[[ EXTRACT open ]]

WELL...when used to start the answer to a question.

COOL...not when used to indicate temperature but when some graybeard is trying to act cool (oops, Goddamit) See what I mean.

OBVIOUSLY...when followed by some muttonhead's pedagogically rendered statement that is, well...all to obvious to the point of not being cool. (OH, culpa, culpa, mamamea culpa. I'm one a dem. Tink I'll commit Harry Karry ((that's Brooklynese for...oh Hell, you linguisticians know what I'm tawkin' about))).

PS: Any objection to that use of three (3) parentheseeses?
Friday January 24th, 11:45 AM
Comment by: William T. (Melbourne, FL)
WOW! Who was that old, masked commenter who went wheezing off into the Melbourne sunset?
Friday January 24th, 11:55 AM
Comment by: Alan G. (NV)
Funny, Bill. One of my peeves is the word preventative. I contend that it's just preventive with a redundant syllable - get rid of it! Am I wrong?
Friday January 24th, 11:58 AM
Comment by: Ben Zimmer (New York, NY)Visual Thesaurus ContributorVisual Thesaurus Moderator
For my take on preventive vs. preventative, scroll down to the reader question at the end of this "On Language" column.
Friday January 24th, 1:19 PM
Comment by: mac
re: "could care less", there are those (legion) insisting it's "couldn't care less".
that's o k for those beyond the Hudson and north of the Bronx but i always understood there was more to that remark, unspoken but understood.
hence: "i could care less but don't know how".
attitude? yes but it is N Y, after all . . .
Friday January 24th, 1:51 PM
Comment by: Steve K.
OK, this one's more of an eggcorn than grammatical misuse, but it tops my list of pet peeves. I've heard people say "all of the sudden" instead of "all of a sudden" increasingly over the past 10 years, and I'm not sure why. It's rampant in the media and I hear it more and more in casual conversation. For some reason, this verbal misstep grates its fingernails across the chalkboard of my soul.
Friday January 24th, 7:26 PM
Comment by: William A.
"Pushing the envelope" sets my teeth on edge. That phrase makes nonsense at all, yet it flows off the tongue of so many in the Chattering Class. The correct term is "pushing the edge of the envelope"' born of test flights to the limits of an airplane 's or a pilot's endurance.
Saturday January 25th, 7:06 AM
Comment by: Eric B. (Pittsford, NY)
Thanks Bill. You're cool.
Sunday January 26th, 12:59 AM
Comment by: Richard T.
I have sworn off using the word "incredible", except in the very rare occasions when I really do want to describe something too bizarre, extraordinary or outlandish to be believed. It's common use now is simply for emphasis, conveying no meaningful information. This laziness impoverishes the language. My favorite misuse is when someone describes a movie's special effects as incredible. If they were incredible, a different special effects company should have been hired. I call on all lovers of English to notice if and when you fall into this brain-dead habit.
Sunday January 26th, 10:13 PM
Comment by: jyothi N.
I prefer regardless any day. Why on earth should one say IRREGARDLESS. It sounds pedantic and somehow wrong.

[[ EXTRACT closed ]]
[[ EXTRACTED RECORDS open ]]

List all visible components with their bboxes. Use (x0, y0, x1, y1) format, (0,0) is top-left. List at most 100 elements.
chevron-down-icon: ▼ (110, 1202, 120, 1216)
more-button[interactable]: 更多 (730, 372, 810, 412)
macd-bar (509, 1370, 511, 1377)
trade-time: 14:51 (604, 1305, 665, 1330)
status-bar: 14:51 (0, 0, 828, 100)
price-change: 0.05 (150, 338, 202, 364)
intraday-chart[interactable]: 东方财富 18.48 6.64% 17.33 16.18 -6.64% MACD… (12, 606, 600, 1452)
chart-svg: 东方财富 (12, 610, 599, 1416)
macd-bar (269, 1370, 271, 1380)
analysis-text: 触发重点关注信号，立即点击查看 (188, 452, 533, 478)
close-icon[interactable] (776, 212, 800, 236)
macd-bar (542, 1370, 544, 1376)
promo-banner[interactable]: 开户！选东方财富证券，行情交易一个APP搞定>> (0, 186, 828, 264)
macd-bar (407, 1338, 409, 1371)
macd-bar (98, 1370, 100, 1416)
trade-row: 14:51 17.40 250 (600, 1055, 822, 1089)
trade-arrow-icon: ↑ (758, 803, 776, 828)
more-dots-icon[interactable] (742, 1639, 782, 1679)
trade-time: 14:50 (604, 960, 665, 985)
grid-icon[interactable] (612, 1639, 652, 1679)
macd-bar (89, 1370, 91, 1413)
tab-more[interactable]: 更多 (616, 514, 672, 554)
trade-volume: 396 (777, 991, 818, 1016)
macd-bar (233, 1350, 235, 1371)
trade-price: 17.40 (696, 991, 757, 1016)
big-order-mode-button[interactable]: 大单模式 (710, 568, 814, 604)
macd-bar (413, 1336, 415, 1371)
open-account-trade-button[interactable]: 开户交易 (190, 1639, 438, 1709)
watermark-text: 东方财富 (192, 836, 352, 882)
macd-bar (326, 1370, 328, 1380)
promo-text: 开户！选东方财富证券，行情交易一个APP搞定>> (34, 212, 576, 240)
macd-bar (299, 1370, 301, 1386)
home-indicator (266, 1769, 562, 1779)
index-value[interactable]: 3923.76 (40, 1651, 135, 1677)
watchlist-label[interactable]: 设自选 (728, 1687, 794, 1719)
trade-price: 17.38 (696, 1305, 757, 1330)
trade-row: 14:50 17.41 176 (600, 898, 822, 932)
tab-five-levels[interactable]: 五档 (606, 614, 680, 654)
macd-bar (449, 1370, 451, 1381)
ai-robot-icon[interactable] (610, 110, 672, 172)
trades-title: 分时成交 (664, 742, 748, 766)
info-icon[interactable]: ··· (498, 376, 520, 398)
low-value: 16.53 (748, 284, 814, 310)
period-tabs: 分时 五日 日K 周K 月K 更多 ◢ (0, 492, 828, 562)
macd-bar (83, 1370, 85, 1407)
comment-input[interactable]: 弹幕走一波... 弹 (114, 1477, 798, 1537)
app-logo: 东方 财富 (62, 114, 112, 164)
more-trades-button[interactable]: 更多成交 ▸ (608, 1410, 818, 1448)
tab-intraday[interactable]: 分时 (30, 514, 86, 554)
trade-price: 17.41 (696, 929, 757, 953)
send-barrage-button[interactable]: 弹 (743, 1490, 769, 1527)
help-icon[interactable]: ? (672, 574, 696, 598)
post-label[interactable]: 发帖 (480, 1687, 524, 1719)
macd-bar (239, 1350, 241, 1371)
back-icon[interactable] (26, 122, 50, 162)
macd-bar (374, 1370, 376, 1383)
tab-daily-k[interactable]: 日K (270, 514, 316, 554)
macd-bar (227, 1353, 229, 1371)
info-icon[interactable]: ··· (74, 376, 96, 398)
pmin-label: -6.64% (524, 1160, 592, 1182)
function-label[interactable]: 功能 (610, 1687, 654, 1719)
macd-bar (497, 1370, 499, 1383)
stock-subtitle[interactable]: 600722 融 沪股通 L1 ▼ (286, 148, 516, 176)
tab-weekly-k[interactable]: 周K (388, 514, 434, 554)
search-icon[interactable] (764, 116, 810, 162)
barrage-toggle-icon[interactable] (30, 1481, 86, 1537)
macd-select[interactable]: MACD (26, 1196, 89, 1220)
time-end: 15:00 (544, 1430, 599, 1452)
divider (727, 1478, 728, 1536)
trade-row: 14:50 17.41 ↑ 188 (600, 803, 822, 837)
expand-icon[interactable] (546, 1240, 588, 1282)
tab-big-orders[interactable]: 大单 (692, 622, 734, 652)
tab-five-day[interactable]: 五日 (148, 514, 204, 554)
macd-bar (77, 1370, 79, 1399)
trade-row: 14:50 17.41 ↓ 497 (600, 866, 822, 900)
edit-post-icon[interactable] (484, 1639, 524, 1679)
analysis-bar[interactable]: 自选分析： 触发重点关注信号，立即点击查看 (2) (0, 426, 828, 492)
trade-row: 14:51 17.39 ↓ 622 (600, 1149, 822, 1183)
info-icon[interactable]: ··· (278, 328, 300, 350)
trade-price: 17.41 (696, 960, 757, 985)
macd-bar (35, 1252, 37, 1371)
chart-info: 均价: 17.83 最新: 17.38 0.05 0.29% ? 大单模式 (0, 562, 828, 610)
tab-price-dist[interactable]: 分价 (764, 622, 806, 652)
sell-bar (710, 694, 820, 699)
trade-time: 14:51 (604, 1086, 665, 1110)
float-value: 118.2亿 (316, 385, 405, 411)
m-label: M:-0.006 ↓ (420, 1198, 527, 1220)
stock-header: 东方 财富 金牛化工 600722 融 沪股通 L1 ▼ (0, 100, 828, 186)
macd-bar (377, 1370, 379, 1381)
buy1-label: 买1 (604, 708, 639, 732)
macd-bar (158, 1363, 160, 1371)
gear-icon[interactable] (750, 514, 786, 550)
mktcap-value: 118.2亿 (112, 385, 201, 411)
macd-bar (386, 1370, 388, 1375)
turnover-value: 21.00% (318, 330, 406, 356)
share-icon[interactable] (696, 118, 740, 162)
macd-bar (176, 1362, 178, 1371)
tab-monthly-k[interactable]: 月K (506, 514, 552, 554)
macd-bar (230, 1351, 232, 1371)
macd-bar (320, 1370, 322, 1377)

[[ EXTRACTED RECORDS closed ]]

PROBLEM REQUIREMENTS: In the comment thread on disliked words, find every commenter whose name is followed by a location in parentheses. Give each name with its location.

EXERCISE SOLUTION:
- William T. (Melbourne, FL)
- Alan G. (NV)
- Ben Zimmer (New York, NY)
- Eric B. (Pittsford, NY)